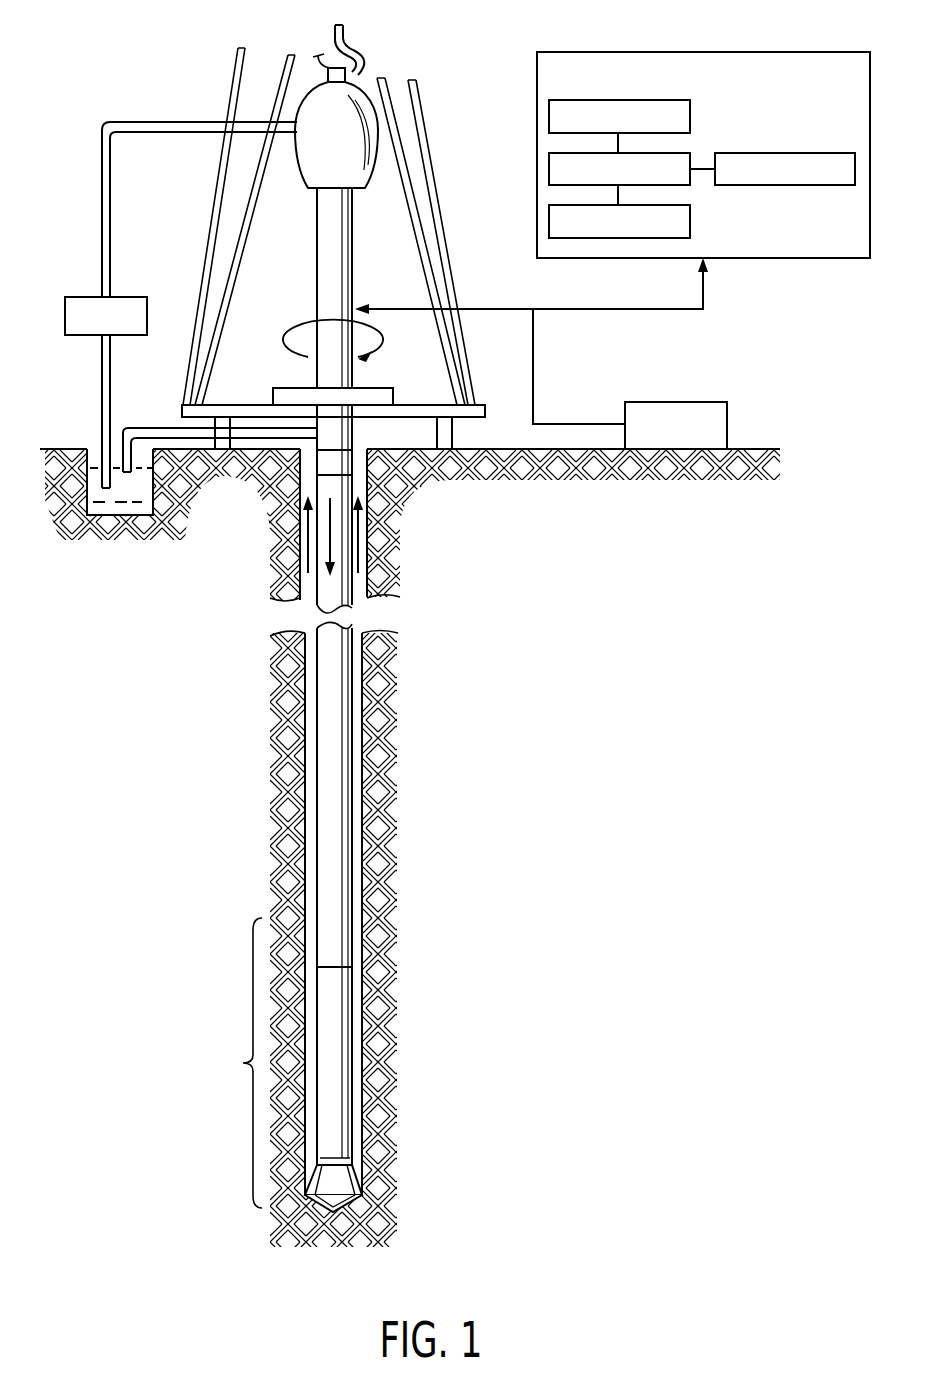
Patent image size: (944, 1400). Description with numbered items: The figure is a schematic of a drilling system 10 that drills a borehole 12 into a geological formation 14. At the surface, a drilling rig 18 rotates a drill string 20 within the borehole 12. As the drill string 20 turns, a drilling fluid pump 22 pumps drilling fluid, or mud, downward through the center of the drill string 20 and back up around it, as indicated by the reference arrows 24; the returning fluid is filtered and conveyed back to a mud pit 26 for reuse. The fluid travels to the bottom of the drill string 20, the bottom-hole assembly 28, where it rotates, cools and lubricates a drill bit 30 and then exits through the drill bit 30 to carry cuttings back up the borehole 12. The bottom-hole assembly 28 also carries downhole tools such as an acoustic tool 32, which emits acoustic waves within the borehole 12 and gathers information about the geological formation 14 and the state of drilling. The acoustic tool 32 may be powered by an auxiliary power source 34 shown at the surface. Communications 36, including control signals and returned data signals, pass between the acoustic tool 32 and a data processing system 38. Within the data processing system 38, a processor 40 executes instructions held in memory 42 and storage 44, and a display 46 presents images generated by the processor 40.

The drilling system 10 is at (500, 34).
The borehole 12 is at (303, 773).
The geological formation 14 is at (487, 811).
The drilling rig 18 is at (450, 103).
The drill string 20 is at (333, 440).
The drilling fluid pump 22 is at (65, 311).
The reference arrows 24 is at (307, 540).
The mud pit 26 is at (123, 507).
The bottom-hole assembly 28 is at (233, 1063).
The drill bit 30 is at (340, 1183).
The acoustic tool 32 is at (340, 1072).
The auxiliary power source 34 is at (674, 402).
The communications 36 is at (614, 309).
The data processing system 38 is at (703, 52).
The processor 40 is at (549, 170).
The memory 42 is at (549, 117).
The storage 44 is at (690, 218).
The display 46 is at (783, 153).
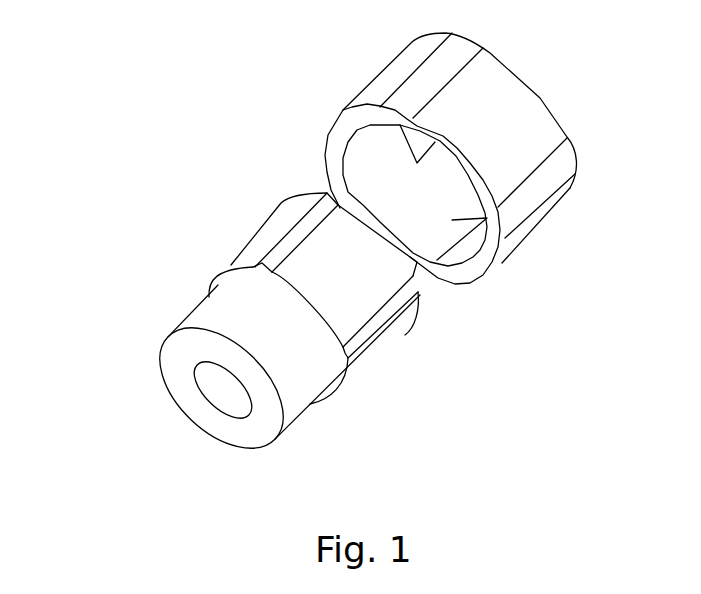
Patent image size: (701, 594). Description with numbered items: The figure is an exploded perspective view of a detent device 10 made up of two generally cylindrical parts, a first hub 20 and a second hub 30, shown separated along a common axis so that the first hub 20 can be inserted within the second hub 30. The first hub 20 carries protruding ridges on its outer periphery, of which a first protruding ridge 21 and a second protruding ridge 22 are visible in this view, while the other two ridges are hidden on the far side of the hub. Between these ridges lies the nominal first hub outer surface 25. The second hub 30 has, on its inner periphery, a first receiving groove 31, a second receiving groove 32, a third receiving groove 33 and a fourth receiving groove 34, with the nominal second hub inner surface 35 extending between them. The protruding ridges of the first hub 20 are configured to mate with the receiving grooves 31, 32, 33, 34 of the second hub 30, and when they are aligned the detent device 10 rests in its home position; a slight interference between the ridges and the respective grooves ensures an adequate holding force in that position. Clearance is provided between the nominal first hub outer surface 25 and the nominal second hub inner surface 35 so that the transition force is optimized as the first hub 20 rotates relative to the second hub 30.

The detent device 10 is at (186, 188).
The first hub 20 is at (359, 310).
The first protruding ridge 21 is at (280, 251).
The second protruding ridge 22 is at (357, 345).
The nominal first hub outer surface 25 is at (324, 280).
The second hub 30 is at (519, 145).
The first receiving groove 31 is at (437, 138).
The second receiving groove 32 is at (452, 220).
The third receiving groove 33 is at (445, 280).
The fourth receiving groove 34 is at (357, 167).
The nominal second hub inner surface 35 is at (397, 193).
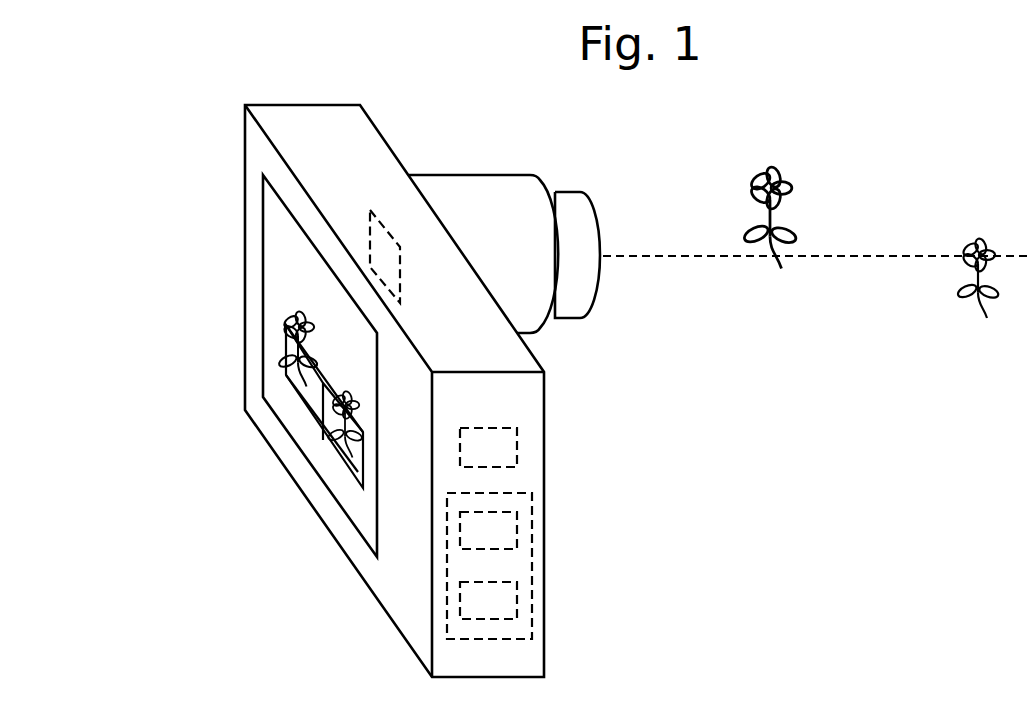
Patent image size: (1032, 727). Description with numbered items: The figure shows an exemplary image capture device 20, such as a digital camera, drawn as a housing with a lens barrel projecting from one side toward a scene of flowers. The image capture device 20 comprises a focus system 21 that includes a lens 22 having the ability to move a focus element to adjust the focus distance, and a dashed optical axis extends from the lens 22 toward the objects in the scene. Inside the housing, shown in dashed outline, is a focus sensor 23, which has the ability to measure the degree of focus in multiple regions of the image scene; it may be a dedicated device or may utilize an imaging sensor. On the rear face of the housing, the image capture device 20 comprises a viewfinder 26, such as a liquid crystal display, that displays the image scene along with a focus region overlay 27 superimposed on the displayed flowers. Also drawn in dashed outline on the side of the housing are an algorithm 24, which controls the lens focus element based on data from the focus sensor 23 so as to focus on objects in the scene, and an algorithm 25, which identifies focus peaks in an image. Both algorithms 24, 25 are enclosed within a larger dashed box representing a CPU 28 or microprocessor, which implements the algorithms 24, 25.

The image capture device 20 is at (283, 104).
The focus system 21 is at (633, 325).
The lens 22 is at (497, 175).
The focus sensor 23 is at (372, 210).
The algorithm 24 is at (475, 542).
The algorithm 25 is at (475, 612).
The viewfinder 26 is at (264, 240).
The focus region overlay 27 is at (312, 417).
The CPU 28 is at (532, 558).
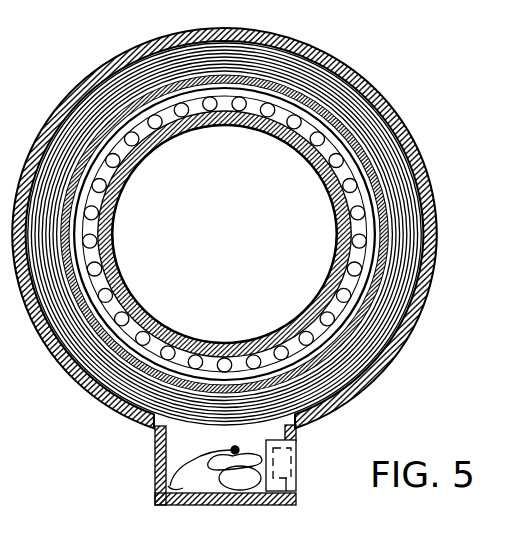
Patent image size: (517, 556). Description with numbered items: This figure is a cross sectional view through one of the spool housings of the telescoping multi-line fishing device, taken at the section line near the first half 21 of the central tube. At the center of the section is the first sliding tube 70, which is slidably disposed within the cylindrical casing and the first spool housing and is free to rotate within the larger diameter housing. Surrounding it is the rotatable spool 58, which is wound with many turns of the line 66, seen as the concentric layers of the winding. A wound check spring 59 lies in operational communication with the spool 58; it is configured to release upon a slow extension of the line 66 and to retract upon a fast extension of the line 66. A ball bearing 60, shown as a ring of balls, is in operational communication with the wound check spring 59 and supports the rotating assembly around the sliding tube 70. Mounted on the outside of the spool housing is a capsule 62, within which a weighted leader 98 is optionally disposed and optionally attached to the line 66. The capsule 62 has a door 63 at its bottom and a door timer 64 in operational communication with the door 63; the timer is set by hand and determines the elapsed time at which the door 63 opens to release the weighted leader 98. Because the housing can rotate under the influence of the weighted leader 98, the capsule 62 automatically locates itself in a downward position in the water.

The first half 21 is at (403, 328).
The rotatable spool 58 is at (383, 227).
The wound check spring 59 is at (320, 117).
The ball bearing 60 is at (300, 124).
The capsule 62 is at (214, 485).
The door 63 is at (177, 496).
The door timer 64 is at (290, 453).
The line 66 is at (387, 157).
The first sliding tube 70 is at (320, 180).
The weighted leader 98 is at (180, 450).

Aim of the exercise:
Reproduce all of the records above word for word, but leave out the pictures.

Written reply:
Patent image size: (944, 1400). Description with numbered items: The figure is a schematic of a drilling system 10 that drills a borehole 12 into a geological formation 14. At the surface, a drilling rig 18 rotates a drill string 20 within the borehole 12. As the drill string 20 turns, a drilling fluid pump 22 pumps drilling fluid, or mud, downward through the center of the drill string 20 and back up around it, as indicated by the reference arrows 24; the returning fluid is filtered and conveyed back to a mud pit 26 for reuse. The fluid travels to the bottom of the drill string 20, the bottom-hole assembly 28, where it rotates, cools and lubricates a drill bit 30 and then exits through the drill bit 30 to carry cuttings back up the borehole 12. The bottom-hole assembly 28 also carries downhole tools such as an acoustic tool 32, which emits acoustic waves within the borehole 12 and gathers information about the geological formation 14 and the state of drilling. The acoustic tool 32 may be powered by an auxiliary power source 34 shown at the surface. Communications 36, including control signals and returned data signals, pass between the acoustic tool 32 and a data processing system 38. Within the data processing system 38, a processor 40 executes instructions held in memory 42 and storage 44, and a display 46 presents images generated by the processor 40.

The drilling system 10 is at (500, 34).
The borehole 12 is at (303, 773).
The geological formation 14 is at (487, 811).
The drilling rig 18 is at (450, 103).
The drill string 20 is at (333, 440).
The drilling fluid pump 22 is at (65, 311).
The reference arrows 24 is at (307, 540).
The mud pit 26 is at (123, 507).
The bottom-hole assembly 28 is at (233, 1063).
The drill bit 30 is at (340, 1183).
The acoustic tool 32 is at (340, 1072).
The auxiliary power source 34 is at (674, 402).
The communications 36 is at (614, 309).
The data processing system 38 is at (703, 52).
The processor 40 is at (549, 170).
The memory 42 is at (549, 117).
The storage 44 is at (690, 218).
The display 46 is at (783, 153).
Patent image size: (701, 594). Description with numbered items: The figure is an exploded perspective view of a detent device 10 made up of two generally cylindrical parts, a first hub 20 and a second hub 30, shown separated along a common axis so that the first hub 20 can be inserted within the second hub 30. The first hub 20 carries protruding ridges on its outer periphery, of which a first protruding ridge 21 and a second protruding ridge 22 are visible in this view, while the other two ridges are hidden on the far side of the hub. Between these ridges lies the nominal first hub outer surface 25. The second hub 30 has, on its inner periphery, a first receiving groove 31, a second receiving groove 32, a third receiving groove 33 and a fourth receiving groove 34, with the nominal second hub inner surface 35 extending between them. The protruding ridges of the first hub 20 are configured to mate with the receiving grooves 31, 32, 33, 34 of the second hub 30, and when they are aligned the detent device 10 rests in its home position; a slight interference between the ridges and the respective grooves ensures an adequate holding force in that position. Clearance is provided between the nominal first hub outer surface 25 and the nominal second hub inner surface 35 so that the transition force is optimized as the first hub 20 rotates relative to the second hub 30.

The detent device 10 is at (186, 188).
The first hub 20 is at (359, 310).
The first protruding ridge 21 is at (280, 251).
The second protruding ridge 22 is at (357, 345).
The nominal first hub outer surface 25 is at (324, 280).
The second hub 30 is at (519, 145).
The first receiving groove 31 is at (437, 138).
The second receiving groove 32 is at (452, 220).
The third receiving groove 33 is at (445, 280).
The fourth receiving groove 34 is at (357, 167).
The nominal second hub inner surface 35 is at (397, 193).
Patent image size: (1032, 727). Description with numbered items: The figure shows an exemplary image capture device 20, such as a digital camera, drawn as a housing with a lens barrel projecting from one side toward a scene of flowers. The image capture device 20 comprises a focus system 21 that includes a lens 22 having the ability to move a focus element to adjust the focus distance, and a dashed optical axis extends from the lens 22 toward the objects in the scene. Inside the housing, shown in dashed outline, is a focus sensor 23, which has the ability to measure the degree of focus in multiple regions of the image scene; it may be a dedicated device or may utilize an imaging sensor. On the rear face of the housing, the image capture device 20 comprises a viewfinder 26, such as a liquid crystal display, that displays the image scene along with a focus region overlay 27 superimposed on the displayed flowers. Also drawn in dashed outline on the side of the housing are an algorithm 24, which controls the lens focus element based on data from the focus sensor 23 so as to focus on objects in the scene, and an algorithm 25, which identifies focus peaks in an image. Both algorithms 24, 25 are enclosed within a larger dashed box representing a CPU 28 or microprocessor, which implements the algorithms 24, 25.

The image capture device 20 is at (283, 104).
The focus system 21 is at (633, 325).
The lens 22 is at (497, 175).
The focus sensor 23 is at (372, 210).
The algorithm 24 is at (475, 542).
The algorithm 25 is at (475, 612).
The viewfinder 26 is at (264, 240).
The focus region overlay 27 is at (312, 417).
The CPU 28 is at (532, 558).
Patent image size: (517, 556). Description with numbered items: This figure is a cross sectional view through one of the spool housings of the telescoping multi-line fishing device, taken at the section line near the first half 21 of the central tube. At the center of the section is the first sliding tube 70, which is slidably disposed within the cylindrical casing and the first spool housing and is free to rotate within the larger diameter housing. Surrounding it is the rotatable spool 58, which is wound with many turns of the line 66, seen as the concentric layers of the winding. A wound check spring 59 lies in operational communication with the spool 58; it is configured to release upon a slow extension of the line 66 and to retract upon a fast extension of the line 66. A ball bearing 60, shown as a ring of balls, is in operational communication with the wound check spring 59 and supports the rotating assembly around the sliding tube 70. Mounted on the outside of the spool housing is a capsule 62, within which a weighted leader 98 is optionally disposed and optionally attached to the line 66. The capsule 62 has a door 63 at its bottom and a door timer 64 in operational communication with the door 63; the timer is set by hand and determines the elapsed time at which the door 63 opens to release the weighted leader 98. Because the housing can rotate under the influence of the weighted leader 98, the capsule 62 automatically locates itself in a downward position in the water.

The first half 21 is at (403, 328).
The rotatable spool 58 is at (383, 227).
The wound check spring 59 is at (320, 117).
The ball bearing 60 is at (300, 124).
The capsule 62 is at (214, 485).
The door 63 is at (177, 496).
The door timer 64 is at (290, 453).
The line 66 is at (387, 157).
The first sliding tube 70 is at (320, 180).
The weighted leader 98 is at (180, 450).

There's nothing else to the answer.